- DIRECTIVE -
Look for "Yönetimi" in the listing below. Gather each line that contains it.

- SOURCE MATERIAL -
====================
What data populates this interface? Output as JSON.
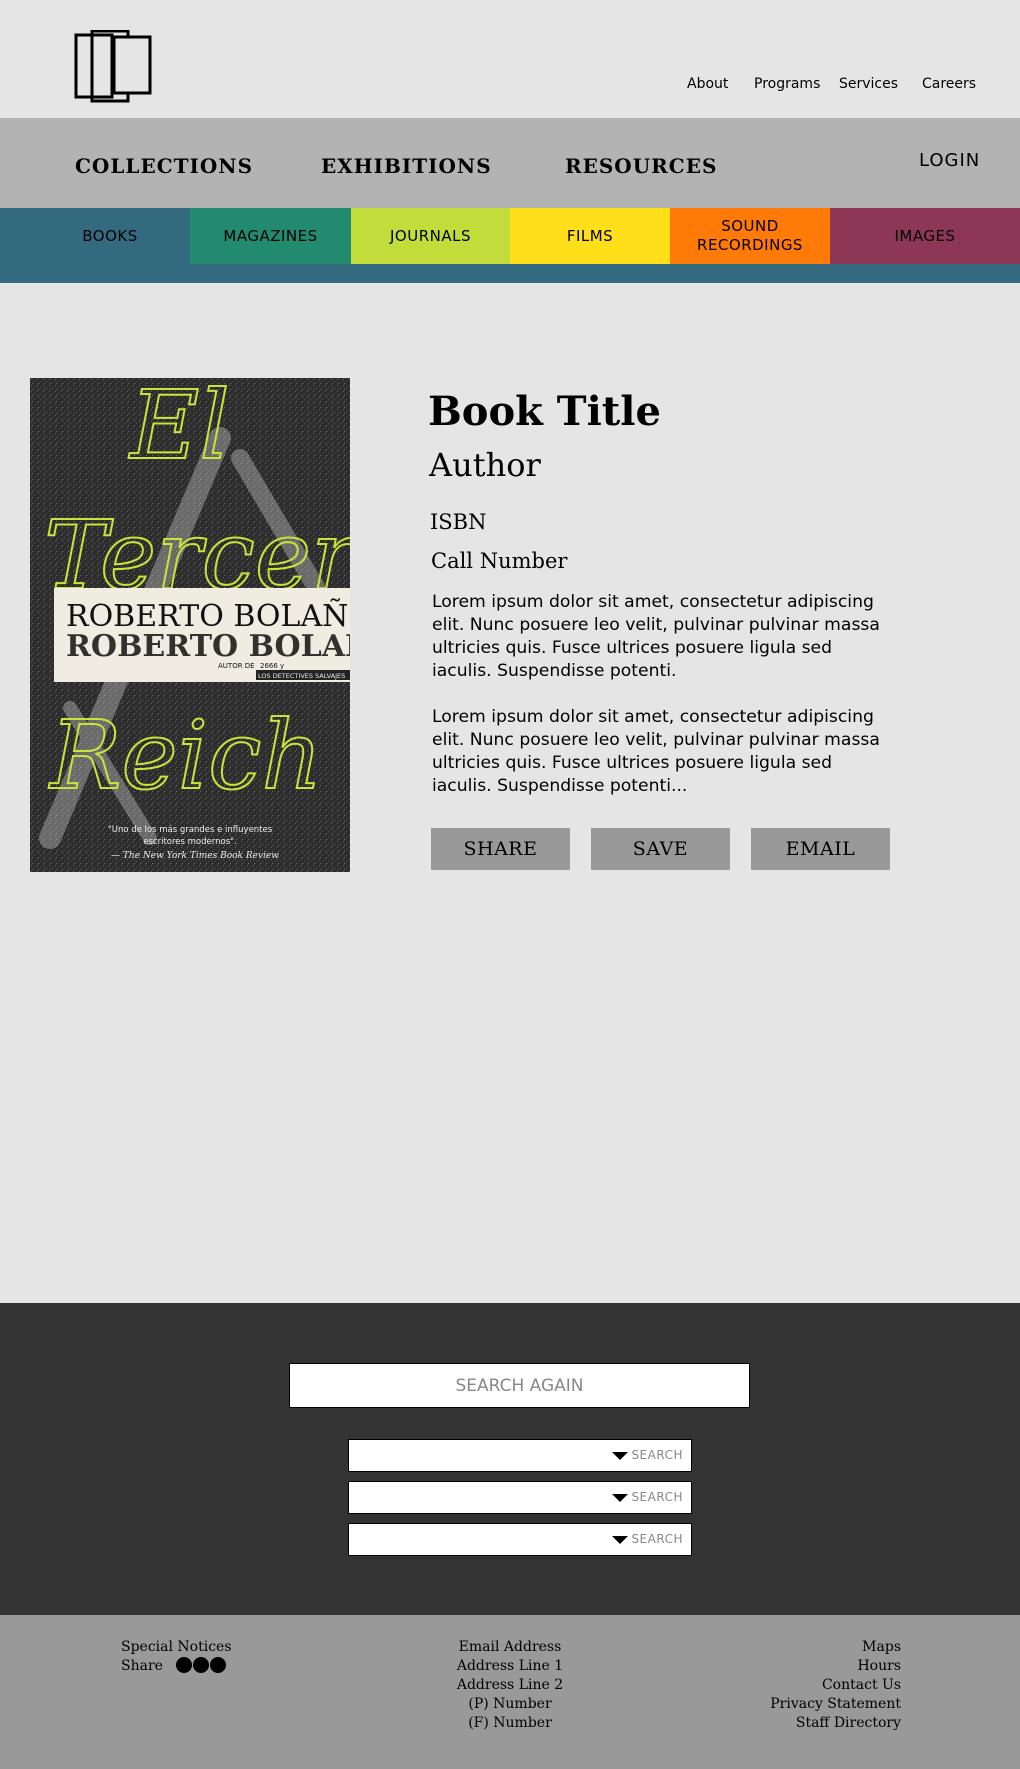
{
  "top_links": [
    "About",
    "Programs",
    "Services",
    "Careers"
  ],
  "main_nav": {
    "items": [
      "COLLECTIONS",
      "EXHIBITIONS",
      "RESOURCES"
    ],
    "login": "LOGIN"
  },
  "categories": [
    {
      "label": "BOOKS",
      "color": "#336a7f"
    },
    {
      "label": "MAGAZINES",
      "color": "#228a6e"
    },
    {
      "label": "JOURNALS",
      "color": "#c2dc3a"
    },
    {
      "label": "FILMS",
      "color": "#ffde1a"
    },
    {
      "label": "SOUND\nRECORDINGS",
      "color": "#ff7a06"
    },
    {
      "label": "IMAGES",
      "color": "#8e3656"
    }
  ],
  "cover": {
    "title_words": [
      "El",
      "Tercer",
      "Reich"
    ],
    "author": "ROBERTO BOLAÑO",
    "tagline_prefix": "AUTOR DE",
    "tagline_book_a": "2666 y",
    "tagline_book_b": "LOS DETECTIVES SALVAJES",
    "quote_line_1": "\"Uno de los más grandes e influyentes",
    "quote_line_2": "escritores modernos\".",
    "quote_source": "— The New York Times Book Review",
    "accent_color": "#c6e43a"
  },
  "book": {
    "title": "Book Title",
    "author": "Author",
    "isbn": "ISBN",
    "call_number": "Call Number",
    "description_1": "Lorem ipsum dolor sit amet, consectetur adipiscing elit. Nunc posuere leo velit, pulvinar pulvinar massa ultricies quis. Fusce ultrices posuere ligula sed iaculis. Suspendisse potenti.",
    "description_2": "Lorem ipsum dolor sit amet, consectetur adipiscing elit. Nunc posuere leo velit, pulvinar pulvinar massa ultricies quis. Fusce ultrices posuere ligula sed iaculis. Suspendisse potenti..."
  },
  "actions": [
    "SHARE",
    "SAVE",
    "EMAIL"
  ],
  "search": {
    "again_label": "SEARCH AGAIN",
    "dropdown_labels": [
      "SEARCH",
      "SEARCH",
      "SEARCH"
    ]
  },
  "footer": {
    "special_notices": "Special Notices",
    "share_label": "Share",
    "contact": [
      "Email Address",
      "Address Line 1",
      "Address Line 2",
      "(P) Number",
      "(F) Number"
    ],
    "links": [
      "Maps",
      "Hours",
      "Contact Us",
      "Privacy Statement",
      "Staff Directory"
    ]
  },
  "colors": {
    "top_bg": "#e5e5e5",
    "nav_bg": "#b3b3b3",
    "search_bg": "#333333",
    "footer_bg": "#999999",
    "button_bg": "#999999"
  }
}
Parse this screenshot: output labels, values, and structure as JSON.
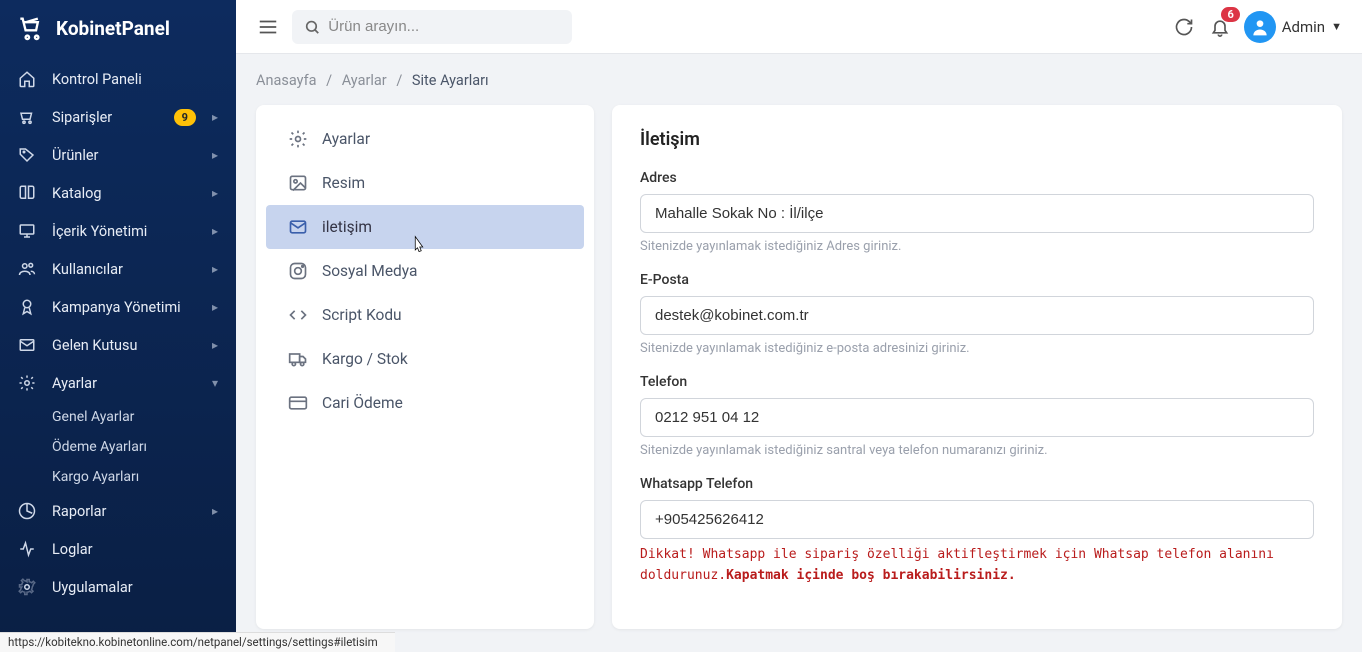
{
  "brand": "KobinetPanel",
  "search": {
    "placeholder": "Ürün arayın..."
  },
  "notifications": {
    "count": "6"
  },
  "user": {
    "name": "Admin"
  },
  "sidebar": {
    "items": [
      {
        "label": "Kontrol Paneli",
        "chev": false
      },
      {
        "label": "Siparişler",
        "badge": "9",
        "chev": true
      },
      {
        "label": "Ürünler",
        "chev": true
      },
      {
        "label": "Katalog",
        "chev": true
      },
      {
        "label": "İçerik Yönetimi",
        "chev": true
      },
      {
        "label": "Kullanıcılar",
        "chev": true
      },
      {
        "label": "Kampanya Yönetimi",
        "chev": true
      },
      {
        "label": "Gelen Kutusu",
        "chev": true
      },
      {
        "label": "Ayarlar",
        "chev": true,
        "expanded": true
      },
      {
        "label": "Raporlar",
        "chev": true
      },
      {
        "label": "Loglar",
        "chev": false
      },
      {
        "label": "Uygulamalar",
        "chev": false
      }
    ],
    "sub": [
      {
        "label": "Genel Ayarlar"
      },
      {
        "label": "Ödeme Ayarları"
      },
      {
        "label": "Kargo Ayarları"
      }
    ]
  },
  "crumb": {
    "a": "Anasayfa",
    "b": "Ayarlar",
    "c": "Site Ayarları"
  },
  "settings_tabs": [
    {
      "label": "Ayarlar"
    },
    {
      "label": "Resim"
    },
    {
      "label": "iletişim"
    },
    {
      "label": "Sosyal Medya"
    },
    {
      "label": "Script Kodu"
    },
    {
      "label": "Kargo / Stok"
    },
    {
      "label": "Cari Ödeme"
    }
  ],
  "form": {
    "title": "İletişim",
    "adres": {
      "label": "Adres",
      "value": "Mahalle Sokak No : İl/ilçe",
      "help": "Sitenizde yayınlamak istediğiniz Adres giriniz."
    },
    "eposta": {
      "label": "E-Posta",
      "value": "destek@kobinet.com.tr",
      "help": "Sitenizde yayınlamak istediğiniz e-posta adresinizi giriniz."
    },
    "telefon": {
      "label": "Telefon",
      "value": "0212 951 04 12",
      "help": "Sitenizde yayınlamak istediğiniz santral veya telefon numaranızı giriniz."
    },
    "whatsapp": {
      "label": "Whatsapp Telefon",
      "value": "+905425626412",
      "warn1": "Dikkat! Whatsapp ile sipariş özelliği aktifleştirmek için Whatsap telefon alanını doldurunuz.",
      "warn2": "Kapatmak içinde boş bırakabilirsiniz."
    }
  },
  "status_url": "https://kobitekno.kobinetonline.com/netpanel/settings/settings#iletisim"
}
====================
- WRITTEN SOLUTION -
        "label": "İçerik Yönetimi",
        "label": "Kampanya Yönetimi",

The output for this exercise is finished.